* [DIRECTIVE]: Copy out each line of the data that holds the word "ylabel".

-- Begin DATA ROWS --

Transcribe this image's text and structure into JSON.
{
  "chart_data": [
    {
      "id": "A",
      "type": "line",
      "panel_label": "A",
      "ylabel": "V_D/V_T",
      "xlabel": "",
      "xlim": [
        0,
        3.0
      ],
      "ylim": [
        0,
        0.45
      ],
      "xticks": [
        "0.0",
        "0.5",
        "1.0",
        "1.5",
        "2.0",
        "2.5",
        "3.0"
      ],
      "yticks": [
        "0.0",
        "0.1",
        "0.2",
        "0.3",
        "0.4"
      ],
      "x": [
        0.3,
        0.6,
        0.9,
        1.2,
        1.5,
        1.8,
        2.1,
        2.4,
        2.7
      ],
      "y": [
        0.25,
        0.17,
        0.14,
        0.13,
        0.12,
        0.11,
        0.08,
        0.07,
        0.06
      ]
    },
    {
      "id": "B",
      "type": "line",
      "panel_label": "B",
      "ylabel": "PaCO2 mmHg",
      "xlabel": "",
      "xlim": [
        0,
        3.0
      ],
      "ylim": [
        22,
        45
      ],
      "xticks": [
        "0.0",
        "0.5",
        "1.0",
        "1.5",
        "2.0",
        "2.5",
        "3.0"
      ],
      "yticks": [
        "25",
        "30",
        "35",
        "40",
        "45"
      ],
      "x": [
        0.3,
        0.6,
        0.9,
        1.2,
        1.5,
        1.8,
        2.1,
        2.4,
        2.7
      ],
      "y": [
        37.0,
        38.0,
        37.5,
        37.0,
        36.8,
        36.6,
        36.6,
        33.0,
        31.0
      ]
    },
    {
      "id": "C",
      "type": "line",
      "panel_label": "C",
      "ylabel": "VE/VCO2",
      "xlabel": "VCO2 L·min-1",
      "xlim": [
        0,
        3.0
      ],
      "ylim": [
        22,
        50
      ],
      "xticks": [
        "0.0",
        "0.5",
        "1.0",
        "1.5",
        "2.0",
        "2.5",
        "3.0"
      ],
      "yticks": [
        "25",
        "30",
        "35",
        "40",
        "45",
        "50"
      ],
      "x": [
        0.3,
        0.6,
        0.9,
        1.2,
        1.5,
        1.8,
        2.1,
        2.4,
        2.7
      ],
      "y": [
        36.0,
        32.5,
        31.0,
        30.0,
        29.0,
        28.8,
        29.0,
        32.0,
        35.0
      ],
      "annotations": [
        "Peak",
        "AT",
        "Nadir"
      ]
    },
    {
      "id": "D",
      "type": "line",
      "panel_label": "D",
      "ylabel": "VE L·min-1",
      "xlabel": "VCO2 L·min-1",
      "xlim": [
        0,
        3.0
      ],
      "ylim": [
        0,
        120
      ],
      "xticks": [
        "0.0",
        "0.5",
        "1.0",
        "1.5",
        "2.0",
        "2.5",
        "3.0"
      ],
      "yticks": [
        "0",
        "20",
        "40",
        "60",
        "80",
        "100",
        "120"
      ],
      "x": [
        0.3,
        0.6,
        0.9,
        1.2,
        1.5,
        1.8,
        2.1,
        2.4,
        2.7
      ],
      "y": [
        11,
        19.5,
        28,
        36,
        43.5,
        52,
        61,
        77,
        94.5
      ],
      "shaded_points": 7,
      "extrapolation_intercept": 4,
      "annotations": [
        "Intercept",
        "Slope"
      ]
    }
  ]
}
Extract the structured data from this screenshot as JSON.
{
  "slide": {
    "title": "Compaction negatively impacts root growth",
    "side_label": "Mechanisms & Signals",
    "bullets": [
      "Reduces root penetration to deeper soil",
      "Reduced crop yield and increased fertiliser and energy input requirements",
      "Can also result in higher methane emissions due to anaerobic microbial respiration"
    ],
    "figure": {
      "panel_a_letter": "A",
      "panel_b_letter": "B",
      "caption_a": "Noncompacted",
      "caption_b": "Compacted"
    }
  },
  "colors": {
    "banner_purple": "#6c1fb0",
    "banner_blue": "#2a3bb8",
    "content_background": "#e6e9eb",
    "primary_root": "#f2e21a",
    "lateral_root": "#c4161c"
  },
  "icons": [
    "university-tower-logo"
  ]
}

-- End DATA ROWS --

* [RESPONSE FOR THIS EXERCISE]:
      "ylabel": "V_D/V_T",
      "ylabel": "PaCO2 mmHg",
      "ylabel": "VE/VCO2",
      "ylabel": "VE L·min-1",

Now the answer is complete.